▶ _Work instructions_: Go through the lines below. Copy those with "single".

Dataset items
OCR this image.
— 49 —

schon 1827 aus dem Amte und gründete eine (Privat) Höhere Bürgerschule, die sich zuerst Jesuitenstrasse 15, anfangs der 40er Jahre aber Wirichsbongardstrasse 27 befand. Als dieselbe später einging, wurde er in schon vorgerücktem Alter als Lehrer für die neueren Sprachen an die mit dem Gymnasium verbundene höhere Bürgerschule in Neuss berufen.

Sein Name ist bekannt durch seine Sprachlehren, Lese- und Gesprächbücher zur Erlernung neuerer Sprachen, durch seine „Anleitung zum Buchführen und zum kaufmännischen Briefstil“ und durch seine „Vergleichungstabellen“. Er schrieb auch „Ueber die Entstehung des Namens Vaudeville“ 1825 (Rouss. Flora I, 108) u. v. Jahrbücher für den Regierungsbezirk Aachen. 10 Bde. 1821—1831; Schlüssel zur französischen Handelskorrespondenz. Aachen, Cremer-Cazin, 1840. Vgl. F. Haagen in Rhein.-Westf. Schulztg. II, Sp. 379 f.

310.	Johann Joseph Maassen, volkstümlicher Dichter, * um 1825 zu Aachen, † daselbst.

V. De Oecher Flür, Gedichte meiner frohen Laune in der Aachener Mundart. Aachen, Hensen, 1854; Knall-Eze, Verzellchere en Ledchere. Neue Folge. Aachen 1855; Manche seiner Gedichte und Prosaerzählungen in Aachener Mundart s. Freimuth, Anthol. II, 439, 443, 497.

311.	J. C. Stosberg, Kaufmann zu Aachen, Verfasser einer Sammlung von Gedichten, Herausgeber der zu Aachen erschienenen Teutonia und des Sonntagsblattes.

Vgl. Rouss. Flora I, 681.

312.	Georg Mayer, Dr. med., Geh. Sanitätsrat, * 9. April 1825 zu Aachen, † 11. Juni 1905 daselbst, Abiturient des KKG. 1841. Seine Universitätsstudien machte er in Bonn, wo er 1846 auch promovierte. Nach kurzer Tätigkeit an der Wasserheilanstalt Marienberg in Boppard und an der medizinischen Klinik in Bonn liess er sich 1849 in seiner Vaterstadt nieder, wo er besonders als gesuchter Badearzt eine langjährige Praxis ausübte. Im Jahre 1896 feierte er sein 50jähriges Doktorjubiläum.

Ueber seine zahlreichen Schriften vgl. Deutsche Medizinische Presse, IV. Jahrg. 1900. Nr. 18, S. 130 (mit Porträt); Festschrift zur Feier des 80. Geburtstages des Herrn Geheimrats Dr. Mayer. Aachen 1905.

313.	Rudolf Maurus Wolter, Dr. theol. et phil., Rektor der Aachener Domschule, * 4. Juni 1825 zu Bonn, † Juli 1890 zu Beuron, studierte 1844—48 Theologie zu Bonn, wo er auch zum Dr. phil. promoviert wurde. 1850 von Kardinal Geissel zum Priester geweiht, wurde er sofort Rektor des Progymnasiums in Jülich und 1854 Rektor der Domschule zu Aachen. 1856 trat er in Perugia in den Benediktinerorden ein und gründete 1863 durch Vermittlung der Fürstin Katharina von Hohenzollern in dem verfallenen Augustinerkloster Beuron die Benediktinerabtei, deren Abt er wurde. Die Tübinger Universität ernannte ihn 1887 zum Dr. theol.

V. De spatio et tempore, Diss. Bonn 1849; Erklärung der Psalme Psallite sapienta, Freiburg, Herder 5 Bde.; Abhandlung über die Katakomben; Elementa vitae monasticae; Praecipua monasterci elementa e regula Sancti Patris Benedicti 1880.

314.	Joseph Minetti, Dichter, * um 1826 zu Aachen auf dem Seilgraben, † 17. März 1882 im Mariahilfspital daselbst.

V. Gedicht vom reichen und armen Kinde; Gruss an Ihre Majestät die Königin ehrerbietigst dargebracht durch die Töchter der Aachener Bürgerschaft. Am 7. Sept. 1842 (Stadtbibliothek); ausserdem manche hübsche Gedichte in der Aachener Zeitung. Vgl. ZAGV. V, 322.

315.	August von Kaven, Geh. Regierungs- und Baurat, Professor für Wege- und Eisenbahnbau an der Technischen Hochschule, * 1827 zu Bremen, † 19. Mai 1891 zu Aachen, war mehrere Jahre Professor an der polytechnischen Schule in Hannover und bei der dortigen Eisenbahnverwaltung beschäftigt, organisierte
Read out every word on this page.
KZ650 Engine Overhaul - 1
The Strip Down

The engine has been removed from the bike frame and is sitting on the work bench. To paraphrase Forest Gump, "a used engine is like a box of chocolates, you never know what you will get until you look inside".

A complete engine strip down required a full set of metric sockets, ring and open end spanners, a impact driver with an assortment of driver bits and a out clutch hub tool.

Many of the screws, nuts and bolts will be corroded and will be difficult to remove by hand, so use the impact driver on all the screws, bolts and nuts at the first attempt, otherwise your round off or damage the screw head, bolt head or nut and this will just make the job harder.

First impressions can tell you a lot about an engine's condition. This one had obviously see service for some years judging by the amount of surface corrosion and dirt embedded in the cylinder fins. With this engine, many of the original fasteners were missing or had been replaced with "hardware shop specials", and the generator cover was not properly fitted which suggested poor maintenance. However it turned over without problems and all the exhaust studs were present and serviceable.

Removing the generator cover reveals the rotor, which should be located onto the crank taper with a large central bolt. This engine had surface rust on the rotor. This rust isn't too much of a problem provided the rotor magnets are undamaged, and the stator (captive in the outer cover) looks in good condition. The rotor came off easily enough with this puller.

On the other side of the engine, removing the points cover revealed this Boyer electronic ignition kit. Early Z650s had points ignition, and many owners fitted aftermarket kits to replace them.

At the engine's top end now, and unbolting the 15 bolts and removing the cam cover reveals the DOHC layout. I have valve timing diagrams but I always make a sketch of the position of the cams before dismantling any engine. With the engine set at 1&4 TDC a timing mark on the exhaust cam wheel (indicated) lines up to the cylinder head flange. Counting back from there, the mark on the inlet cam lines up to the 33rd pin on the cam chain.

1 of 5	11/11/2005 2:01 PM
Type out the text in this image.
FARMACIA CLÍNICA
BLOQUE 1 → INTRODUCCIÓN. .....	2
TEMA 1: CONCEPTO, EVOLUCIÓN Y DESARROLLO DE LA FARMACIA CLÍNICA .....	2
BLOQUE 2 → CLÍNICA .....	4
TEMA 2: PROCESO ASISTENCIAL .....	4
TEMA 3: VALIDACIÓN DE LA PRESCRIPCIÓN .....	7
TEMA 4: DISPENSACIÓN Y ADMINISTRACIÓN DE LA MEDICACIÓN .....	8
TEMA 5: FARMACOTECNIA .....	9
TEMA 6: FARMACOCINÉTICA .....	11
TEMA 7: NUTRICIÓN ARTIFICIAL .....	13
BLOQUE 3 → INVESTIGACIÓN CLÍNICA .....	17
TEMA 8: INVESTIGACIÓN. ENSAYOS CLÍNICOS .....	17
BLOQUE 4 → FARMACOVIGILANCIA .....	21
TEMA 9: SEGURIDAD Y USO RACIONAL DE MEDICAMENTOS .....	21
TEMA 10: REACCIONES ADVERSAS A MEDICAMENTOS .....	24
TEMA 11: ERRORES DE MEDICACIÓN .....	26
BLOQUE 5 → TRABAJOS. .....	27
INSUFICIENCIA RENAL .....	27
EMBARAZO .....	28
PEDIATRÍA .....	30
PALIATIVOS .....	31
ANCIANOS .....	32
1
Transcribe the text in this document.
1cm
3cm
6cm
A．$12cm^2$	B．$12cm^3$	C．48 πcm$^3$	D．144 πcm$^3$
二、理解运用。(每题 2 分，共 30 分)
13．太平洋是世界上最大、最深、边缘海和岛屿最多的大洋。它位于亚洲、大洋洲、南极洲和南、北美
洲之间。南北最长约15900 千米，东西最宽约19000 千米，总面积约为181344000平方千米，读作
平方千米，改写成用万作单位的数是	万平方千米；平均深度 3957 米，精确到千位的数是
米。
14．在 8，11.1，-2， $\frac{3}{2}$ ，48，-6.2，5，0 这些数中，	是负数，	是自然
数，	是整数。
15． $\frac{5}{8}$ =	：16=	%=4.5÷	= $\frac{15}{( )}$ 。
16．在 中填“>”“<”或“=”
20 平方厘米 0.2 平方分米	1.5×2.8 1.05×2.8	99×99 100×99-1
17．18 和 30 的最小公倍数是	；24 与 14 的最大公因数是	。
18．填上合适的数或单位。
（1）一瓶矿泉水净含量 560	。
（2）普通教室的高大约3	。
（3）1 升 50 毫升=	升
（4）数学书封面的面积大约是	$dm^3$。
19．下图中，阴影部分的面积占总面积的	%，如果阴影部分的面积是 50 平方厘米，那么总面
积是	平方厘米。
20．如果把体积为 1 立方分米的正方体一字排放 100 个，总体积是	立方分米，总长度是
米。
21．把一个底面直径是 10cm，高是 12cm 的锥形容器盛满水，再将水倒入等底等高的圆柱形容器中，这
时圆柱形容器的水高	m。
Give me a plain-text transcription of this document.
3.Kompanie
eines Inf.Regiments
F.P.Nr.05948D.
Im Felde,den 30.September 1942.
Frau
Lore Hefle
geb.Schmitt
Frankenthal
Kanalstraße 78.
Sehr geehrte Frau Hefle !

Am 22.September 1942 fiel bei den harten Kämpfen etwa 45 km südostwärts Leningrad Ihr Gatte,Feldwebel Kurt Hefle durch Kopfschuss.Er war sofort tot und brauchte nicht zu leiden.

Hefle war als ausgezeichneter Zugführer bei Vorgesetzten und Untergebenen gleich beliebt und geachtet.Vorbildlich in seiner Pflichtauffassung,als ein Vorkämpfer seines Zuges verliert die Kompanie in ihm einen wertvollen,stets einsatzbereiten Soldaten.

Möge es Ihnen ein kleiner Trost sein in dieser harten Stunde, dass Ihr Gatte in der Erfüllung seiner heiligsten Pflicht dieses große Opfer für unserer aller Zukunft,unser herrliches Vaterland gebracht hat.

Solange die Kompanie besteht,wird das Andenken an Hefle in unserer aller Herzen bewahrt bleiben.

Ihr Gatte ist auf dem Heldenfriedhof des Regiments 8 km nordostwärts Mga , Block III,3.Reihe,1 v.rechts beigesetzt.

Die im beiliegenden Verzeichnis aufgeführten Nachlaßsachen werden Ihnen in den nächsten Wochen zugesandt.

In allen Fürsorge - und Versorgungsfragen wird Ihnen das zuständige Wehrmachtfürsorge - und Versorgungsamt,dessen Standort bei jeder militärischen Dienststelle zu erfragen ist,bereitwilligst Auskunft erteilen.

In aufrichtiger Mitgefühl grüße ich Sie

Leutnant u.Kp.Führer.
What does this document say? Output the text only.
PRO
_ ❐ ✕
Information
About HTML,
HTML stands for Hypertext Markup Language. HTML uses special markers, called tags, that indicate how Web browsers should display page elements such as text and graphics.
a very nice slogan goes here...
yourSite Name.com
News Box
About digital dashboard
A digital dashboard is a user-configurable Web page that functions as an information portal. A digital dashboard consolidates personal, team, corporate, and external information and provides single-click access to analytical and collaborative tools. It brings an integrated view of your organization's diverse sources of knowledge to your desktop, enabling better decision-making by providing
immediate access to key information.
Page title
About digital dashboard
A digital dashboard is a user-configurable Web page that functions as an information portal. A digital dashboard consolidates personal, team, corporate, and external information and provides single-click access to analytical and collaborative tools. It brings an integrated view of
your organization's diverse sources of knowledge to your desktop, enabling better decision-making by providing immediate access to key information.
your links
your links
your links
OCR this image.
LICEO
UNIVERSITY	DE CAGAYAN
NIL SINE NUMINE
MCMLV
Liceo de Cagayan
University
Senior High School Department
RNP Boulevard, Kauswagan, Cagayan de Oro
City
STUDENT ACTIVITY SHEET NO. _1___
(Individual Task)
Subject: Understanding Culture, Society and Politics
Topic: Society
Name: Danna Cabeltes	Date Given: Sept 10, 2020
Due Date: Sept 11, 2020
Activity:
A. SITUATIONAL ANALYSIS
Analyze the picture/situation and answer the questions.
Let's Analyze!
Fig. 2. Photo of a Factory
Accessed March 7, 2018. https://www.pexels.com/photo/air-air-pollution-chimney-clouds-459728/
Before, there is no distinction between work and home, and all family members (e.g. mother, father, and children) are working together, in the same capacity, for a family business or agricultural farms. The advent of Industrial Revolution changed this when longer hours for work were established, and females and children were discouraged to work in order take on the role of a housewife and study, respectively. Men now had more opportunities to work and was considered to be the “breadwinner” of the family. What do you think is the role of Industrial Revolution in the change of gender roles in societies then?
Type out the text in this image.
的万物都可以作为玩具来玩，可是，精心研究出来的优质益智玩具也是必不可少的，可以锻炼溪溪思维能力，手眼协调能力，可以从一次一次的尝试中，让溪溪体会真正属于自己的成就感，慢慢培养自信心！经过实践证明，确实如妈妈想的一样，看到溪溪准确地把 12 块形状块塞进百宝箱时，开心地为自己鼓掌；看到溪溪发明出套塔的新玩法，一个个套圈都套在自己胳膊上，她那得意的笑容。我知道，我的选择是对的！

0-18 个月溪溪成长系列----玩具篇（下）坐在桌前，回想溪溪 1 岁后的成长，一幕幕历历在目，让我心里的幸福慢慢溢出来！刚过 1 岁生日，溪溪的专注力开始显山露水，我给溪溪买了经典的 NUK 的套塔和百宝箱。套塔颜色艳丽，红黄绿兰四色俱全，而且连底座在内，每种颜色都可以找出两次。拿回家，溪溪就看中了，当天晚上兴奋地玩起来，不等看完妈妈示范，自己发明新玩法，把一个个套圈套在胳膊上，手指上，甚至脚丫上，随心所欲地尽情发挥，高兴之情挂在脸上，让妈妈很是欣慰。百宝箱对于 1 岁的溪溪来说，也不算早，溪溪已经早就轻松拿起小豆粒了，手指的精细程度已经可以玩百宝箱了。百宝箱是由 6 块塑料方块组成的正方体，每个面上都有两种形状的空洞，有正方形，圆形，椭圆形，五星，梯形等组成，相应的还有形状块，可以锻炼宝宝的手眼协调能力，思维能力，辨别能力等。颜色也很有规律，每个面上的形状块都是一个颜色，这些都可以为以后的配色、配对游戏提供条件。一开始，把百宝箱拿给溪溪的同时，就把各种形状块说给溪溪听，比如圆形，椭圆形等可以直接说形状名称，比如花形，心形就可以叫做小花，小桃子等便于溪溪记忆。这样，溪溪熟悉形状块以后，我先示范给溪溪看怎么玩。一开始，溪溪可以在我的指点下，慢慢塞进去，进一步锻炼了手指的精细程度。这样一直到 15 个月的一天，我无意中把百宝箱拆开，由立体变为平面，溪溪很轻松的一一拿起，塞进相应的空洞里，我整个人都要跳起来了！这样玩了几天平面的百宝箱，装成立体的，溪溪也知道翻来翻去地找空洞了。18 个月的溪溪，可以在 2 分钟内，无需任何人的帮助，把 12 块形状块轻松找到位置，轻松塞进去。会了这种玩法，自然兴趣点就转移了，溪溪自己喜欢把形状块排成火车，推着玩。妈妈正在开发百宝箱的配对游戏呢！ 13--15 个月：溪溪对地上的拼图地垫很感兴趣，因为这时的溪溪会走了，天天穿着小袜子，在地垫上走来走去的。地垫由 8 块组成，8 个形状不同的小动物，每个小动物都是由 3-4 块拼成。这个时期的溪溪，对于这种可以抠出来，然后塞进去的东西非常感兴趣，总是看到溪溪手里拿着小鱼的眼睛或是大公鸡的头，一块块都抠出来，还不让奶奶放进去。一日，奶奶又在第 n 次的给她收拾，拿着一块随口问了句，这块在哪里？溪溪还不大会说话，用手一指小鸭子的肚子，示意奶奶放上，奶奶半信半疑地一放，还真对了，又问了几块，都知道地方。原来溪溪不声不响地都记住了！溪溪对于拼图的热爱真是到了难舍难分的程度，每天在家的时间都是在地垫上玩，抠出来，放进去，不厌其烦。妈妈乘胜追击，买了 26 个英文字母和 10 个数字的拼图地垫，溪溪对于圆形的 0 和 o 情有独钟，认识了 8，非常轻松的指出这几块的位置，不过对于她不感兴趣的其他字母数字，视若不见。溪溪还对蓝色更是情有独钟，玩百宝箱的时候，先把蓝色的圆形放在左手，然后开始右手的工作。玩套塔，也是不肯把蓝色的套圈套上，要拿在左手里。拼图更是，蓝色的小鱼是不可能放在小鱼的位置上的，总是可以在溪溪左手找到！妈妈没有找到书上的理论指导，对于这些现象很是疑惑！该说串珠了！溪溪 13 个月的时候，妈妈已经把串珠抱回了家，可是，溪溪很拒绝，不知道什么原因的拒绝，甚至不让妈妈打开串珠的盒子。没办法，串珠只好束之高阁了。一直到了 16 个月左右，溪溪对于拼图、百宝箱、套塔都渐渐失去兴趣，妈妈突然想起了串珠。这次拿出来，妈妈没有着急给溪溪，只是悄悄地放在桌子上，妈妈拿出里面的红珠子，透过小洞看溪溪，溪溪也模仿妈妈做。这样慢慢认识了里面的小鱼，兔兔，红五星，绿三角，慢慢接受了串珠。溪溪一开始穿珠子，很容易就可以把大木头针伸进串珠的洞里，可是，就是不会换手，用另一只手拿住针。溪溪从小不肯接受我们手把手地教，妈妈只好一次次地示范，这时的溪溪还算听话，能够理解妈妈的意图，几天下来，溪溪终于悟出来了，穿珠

▶ _Reply to the task_:
A digital dashboard is a user-configurable Web page that functions as an information portal. A digital dashboard consolidates personal, team, corporate, and external information and provides single-click access to analytical and collaborative tools. It brings an integrated view of your organization's diverse sources of knowledge to your desktop, enabling better decision-making by providing
A digital dashboard is a user-configurable Web page that functions as an information portal. A digital dashboard consolidates personal, team, corporate, and external information and provides single-click access to analytical and collaborative tools. It brings an integrated view of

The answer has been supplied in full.